Stated task 1
According to the startup plan excerpt, what is the final step in the plan many founders have?

Selected text
_____

Many times, startup founders have this plan:

  1. Come up with a winning idea
  2. Figure out how many people you'll need to hire to make the idea come to life
  3. Figure out how many server and other datacenter resources you'll need to support millions of users
  4. Hire or contract enough to get a prototype
  5. Get VC or Angel funding (if you're lucky)
  6. Find office space, hire employees, get it all set up and built
  7. Do a private beta
  8. Launch it to everyone
  9. Make money to pay back the investors
  10. Go IPO
  11. Sell your company

This is a great model if you're building the next Google, or Facebook, or Twitter. If you're expecting 95% of the US to use your service, the above model is the way to go. But it's a horrible idea for many other much smaller markets.

With cheap and free resources available today, you can start a company with minimal personal investment and be profitable very quickly. Sometimes just by yourself, and sometimes with the help of others. It depends on the skills you have in programming, server administration, marketing, business sense, etc.

_____

Extracted records

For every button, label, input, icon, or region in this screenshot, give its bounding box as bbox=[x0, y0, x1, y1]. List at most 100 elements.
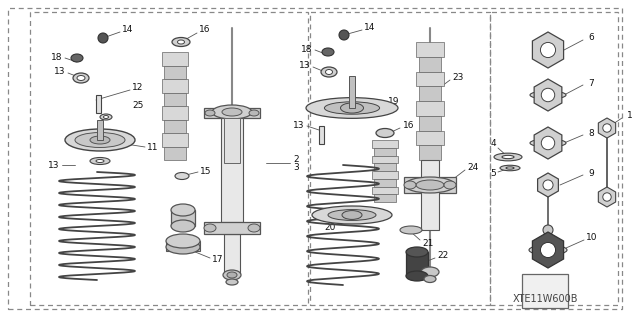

_____

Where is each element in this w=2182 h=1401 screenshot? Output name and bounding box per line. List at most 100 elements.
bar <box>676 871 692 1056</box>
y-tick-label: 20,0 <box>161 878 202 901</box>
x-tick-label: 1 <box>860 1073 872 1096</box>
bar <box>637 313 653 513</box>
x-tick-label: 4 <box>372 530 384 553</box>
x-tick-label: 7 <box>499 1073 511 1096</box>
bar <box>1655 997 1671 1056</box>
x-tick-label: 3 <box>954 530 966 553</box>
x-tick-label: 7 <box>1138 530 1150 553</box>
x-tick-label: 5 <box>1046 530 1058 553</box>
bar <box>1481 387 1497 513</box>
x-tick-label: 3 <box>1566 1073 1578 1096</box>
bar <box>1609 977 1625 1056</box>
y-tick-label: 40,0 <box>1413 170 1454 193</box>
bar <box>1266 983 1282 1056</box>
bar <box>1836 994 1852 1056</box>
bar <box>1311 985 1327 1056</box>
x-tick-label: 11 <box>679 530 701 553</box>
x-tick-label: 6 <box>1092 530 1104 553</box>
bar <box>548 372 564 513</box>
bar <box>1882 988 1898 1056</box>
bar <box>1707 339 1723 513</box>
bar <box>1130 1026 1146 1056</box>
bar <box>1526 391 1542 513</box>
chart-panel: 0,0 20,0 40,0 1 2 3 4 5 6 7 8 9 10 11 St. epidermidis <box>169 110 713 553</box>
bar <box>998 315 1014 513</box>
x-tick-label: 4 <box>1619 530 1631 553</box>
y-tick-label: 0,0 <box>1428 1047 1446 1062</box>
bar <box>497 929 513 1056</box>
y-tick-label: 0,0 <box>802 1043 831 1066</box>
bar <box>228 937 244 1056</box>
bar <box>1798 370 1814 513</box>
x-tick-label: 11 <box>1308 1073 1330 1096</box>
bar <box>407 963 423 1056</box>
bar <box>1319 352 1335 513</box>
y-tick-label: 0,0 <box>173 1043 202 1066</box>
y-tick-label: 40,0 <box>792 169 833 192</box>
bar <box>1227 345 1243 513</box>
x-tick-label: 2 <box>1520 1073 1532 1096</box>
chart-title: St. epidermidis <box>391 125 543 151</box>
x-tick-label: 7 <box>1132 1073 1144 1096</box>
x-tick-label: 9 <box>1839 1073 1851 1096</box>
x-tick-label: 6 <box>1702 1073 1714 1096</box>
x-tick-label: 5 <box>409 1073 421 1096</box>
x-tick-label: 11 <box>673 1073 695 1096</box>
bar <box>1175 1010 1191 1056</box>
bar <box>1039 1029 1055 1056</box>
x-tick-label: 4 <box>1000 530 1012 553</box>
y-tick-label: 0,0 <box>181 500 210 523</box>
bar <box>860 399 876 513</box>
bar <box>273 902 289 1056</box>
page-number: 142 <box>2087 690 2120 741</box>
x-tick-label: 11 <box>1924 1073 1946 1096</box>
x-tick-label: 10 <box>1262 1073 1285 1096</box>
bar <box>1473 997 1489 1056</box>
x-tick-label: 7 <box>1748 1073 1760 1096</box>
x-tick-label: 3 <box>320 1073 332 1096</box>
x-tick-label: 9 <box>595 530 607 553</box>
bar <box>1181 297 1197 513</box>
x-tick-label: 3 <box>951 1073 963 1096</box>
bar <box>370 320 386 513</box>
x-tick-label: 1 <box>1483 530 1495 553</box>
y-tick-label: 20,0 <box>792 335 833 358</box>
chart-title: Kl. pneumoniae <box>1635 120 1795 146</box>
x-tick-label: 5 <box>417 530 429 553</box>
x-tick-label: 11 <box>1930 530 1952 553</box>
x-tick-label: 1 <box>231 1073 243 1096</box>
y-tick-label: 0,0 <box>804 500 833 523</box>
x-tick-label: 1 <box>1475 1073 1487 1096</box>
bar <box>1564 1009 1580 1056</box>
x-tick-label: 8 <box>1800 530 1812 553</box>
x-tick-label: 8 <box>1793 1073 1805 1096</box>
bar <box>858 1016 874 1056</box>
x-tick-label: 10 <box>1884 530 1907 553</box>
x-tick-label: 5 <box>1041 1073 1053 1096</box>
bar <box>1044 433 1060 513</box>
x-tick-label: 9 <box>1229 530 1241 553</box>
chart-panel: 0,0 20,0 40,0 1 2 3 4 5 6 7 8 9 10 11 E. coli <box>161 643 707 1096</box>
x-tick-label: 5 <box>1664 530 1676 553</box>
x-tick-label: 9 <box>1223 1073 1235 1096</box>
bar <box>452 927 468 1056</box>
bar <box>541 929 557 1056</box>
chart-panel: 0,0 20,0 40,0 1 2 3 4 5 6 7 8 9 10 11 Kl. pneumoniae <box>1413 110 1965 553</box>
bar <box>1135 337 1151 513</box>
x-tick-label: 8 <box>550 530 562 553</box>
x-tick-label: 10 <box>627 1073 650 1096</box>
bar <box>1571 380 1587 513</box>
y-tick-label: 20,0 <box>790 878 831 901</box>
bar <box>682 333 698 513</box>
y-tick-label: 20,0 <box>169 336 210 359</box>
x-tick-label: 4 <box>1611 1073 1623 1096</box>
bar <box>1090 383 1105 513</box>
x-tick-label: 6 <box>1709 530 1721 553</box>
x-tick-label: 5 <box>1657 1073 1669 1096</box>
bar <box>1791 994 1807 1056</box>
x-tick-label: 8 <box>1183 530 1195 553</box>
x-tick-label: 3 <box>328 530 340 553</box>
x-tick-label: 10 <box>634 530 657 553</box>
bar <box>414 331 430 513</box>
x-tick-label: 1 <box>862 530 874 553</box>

_____

Stated task 2
Convert the lines of the listing, from the line with "Where is each" up to and including the line with "x-tick-label: 7 <box>499 1073 511 1096</box>", into a Markdown table with the columns Row and Line, numbering each row and leaving out blank lines.

Expected output 1
Sell your company.

Expected output 2
| Row | Line |
|---|---|
| 1 | Where is each element in this w=2182 h=1401 screenshot? Output name and bounding box per line. List at most 100 elements. |
| 2 | bar <box>676 871 692 1056</box> |
| 3 | y-tick-label: 20,0 <box>161 878 202 901</box> |
| 4 | x-tick-label: 1 <box>860 1073 872 1096</box> |
| 5 | bar <box>637 313 653 513</box> |
| 6 | x-tick-label: 4 <box>372 530 384 553</box> |
| 7 | x-tick-label: 7 <box>499 1073 511 1096</box> |